» Records for the task:
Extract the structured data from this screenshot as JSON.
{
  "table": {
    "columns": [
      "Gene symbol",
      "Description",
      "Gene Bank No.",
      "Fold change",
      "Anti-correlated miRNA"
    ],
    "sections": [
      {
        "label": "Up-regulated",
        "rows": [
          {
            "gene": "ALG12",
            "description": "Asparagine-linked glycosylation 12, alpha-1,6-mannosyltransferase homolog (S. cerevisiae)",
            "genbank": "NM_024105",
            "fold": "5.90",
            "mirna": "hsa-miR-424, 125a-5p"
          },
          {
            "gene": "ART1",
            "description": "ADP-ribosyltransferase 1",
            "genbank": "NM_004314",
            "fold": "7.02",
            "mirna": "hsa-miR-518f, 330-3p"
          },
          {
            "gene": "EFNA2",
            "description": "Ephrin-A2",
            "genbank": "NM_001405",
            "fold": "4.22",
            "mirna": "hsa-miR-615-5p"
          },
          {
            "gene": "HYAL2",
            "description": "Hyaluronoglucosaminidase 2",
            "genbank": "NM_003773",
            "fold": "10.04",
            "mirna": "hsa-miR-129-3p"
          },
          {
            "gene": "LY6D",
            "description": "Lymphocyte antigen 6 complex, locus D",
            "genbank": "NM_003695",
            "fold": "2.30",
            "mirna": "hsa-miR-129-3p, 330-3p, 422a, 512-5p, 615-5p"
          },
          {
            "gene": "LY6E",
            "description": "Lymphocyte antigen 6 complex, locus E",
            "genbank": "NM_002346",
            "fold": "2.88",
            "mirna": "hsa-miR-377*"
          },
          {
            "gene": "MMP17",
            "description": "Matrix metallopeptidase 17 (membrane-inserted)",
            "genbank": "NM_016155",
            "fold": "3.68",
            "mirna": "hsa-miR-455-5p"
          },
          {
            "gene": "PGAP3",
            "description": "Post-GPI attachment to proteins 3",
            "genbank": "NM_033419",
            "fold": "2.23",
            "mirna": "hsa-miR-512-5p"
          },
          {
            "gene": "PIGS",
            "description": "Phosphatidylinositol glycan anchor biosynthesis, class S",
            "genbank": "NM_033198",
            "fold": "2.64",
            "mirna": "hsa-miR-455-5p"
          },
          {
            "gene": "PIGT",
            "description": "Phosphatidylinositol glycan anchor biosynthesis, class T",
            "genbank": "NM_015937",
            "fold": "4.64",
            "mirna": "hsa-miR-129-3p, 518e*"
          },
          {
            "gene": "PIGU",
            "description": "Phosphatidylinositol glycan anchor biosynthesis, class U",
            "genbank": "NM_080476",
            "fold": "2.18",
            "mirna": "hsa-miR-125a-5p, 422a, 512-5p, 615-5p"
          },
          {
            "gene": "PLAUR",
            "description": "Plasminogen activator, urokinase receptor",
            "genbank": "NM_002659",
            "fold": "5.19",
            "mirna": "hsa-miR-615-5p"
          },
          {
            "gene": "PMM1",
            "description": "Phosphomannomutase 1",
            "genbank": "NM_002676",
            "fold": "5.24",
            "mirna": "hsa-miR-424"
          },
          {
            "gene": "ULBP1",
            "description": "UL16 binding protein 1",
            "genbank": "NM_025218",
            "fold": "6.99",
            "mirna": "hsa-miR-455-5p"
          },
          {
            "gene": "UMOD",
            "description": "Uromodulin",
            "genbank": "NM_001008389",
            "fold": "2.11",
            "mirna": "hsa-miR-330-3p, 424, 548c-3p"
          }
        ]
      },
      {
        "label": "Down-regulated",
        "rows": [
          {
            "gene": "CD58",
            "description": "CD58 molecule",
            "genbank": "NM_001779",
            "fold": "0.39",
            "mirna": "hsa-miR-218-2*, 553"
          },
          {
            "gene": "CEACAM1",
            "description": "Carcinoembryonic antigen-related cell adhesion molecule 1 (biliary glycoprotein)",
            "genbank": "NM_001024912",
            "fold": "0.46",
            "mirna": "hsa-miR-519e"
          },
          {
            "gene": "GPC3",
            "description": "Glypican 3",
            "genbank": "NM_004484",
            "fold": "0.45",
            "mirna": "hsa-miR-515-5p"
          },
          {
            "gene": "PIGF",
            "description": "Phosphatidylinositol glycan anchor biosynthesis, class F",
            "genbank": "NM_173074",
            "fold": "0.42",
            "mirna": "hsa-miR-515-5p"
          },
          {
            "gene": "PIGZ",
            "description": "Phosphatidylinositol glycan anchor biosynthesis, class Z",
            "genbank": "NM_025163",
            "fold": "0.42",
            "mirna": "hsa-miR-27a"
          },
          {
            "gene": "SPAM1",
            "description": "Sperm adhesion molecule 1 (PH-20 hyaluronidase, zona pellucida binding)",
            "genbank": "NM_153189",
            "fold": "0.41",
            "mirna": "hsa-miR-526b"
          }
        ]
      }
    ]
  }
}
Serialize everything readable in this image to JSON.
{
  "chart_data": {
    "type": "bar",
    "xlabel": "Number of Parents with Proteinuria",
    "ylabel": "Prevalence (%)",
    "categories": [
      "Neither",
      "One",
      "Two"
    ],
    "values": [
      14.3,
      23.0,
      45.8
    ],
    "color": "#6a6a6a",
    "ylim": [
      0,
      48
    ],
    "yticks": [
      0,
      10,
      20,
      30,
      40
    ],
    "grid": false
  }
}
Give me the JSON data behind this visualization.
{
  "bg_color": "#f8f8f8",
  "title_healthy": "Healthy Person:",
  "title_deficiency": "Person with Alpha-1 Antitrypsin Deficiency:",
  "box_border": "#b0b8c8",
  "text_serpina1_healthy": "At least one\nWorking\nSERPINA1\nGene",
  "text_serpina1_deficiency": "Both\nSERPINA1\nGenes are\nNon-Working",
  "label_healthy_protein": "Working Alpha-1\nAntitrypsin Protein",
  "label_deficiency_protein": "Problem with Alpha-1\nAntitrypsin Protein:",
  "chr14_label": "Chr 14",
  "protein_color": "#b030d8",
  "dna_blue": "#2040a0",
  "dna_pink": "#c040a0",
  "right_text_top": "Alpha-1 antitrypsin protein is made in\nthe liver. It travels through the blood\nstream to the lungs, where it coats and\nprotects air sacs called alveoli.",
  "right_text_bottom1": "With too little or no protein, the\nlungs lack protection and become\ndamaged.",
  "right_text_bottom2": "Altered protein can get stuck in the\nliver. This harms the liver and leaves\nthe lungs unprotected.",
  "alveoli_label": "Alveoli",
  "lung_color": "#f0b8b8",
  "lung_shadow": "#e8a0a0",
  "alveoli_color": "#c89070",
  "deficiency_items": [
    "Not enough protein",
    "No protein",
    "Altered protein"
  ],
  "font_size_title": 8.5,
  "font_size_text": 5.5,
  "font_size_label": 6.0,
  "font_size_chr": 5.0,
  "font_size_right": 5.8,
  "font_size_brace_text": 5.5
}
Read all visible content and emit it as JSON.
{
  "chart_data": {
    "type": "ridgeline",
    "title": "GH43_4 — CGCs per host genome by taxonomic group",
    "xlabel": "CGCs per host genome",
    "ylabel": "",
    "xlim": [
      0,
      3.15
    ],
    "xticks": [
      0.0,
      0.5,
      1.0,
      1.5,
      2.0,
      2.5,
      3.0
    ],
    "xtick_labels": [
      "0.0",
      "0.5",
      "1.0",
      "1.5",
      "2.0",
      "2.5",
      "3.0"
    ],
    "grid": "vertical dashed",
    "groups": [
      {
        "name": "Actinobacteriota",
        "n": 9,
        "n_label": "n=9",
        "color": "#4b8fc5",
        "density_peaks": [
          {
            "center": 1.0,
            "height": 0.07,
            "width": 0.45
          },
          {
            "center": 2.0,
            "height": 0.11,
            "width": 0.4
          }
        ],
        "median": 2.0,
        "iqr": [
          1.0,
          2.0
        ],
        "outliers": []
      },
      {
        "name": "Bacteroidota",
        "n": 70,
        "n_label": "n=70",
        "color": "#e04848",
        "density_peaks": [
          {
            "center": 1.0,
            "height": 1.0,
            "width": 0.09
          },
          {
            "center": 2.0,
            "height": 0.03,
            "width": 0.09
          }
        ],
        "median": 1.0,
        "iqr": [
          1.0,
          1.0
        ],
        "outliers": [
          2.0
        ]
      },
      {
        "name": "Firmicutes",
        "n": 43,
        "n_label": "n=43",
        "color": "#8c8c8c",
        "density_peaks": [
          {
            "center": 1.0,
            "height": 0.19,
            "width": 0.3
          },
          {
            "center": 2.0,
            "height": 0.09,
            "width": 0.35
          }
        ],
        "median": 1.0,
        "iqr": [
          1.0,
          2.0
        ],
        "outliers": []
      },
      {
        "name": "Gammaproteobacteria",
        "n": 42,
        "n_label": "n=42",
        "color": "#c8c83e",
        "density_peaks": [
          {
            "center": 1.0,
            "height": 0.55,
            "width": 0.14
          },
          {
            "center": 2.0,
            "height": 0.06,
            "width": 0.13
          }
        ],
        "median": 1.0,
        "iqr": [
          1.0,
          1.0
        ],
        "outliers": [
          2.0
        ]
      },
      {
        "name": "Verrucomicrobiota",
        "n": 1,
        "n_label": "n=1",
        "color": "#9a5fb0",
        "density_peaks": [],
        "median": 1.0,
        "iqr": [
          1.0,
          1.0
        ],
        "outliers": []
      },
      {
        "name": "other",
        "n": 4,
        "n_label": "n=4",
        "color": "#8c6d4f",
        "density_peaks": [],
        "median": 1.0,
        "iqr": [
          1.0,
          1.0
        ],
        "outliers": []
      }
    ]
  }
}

» Work item: State the number of lines in the material above that hold the word "host", adding nothing else.

» Output below: 2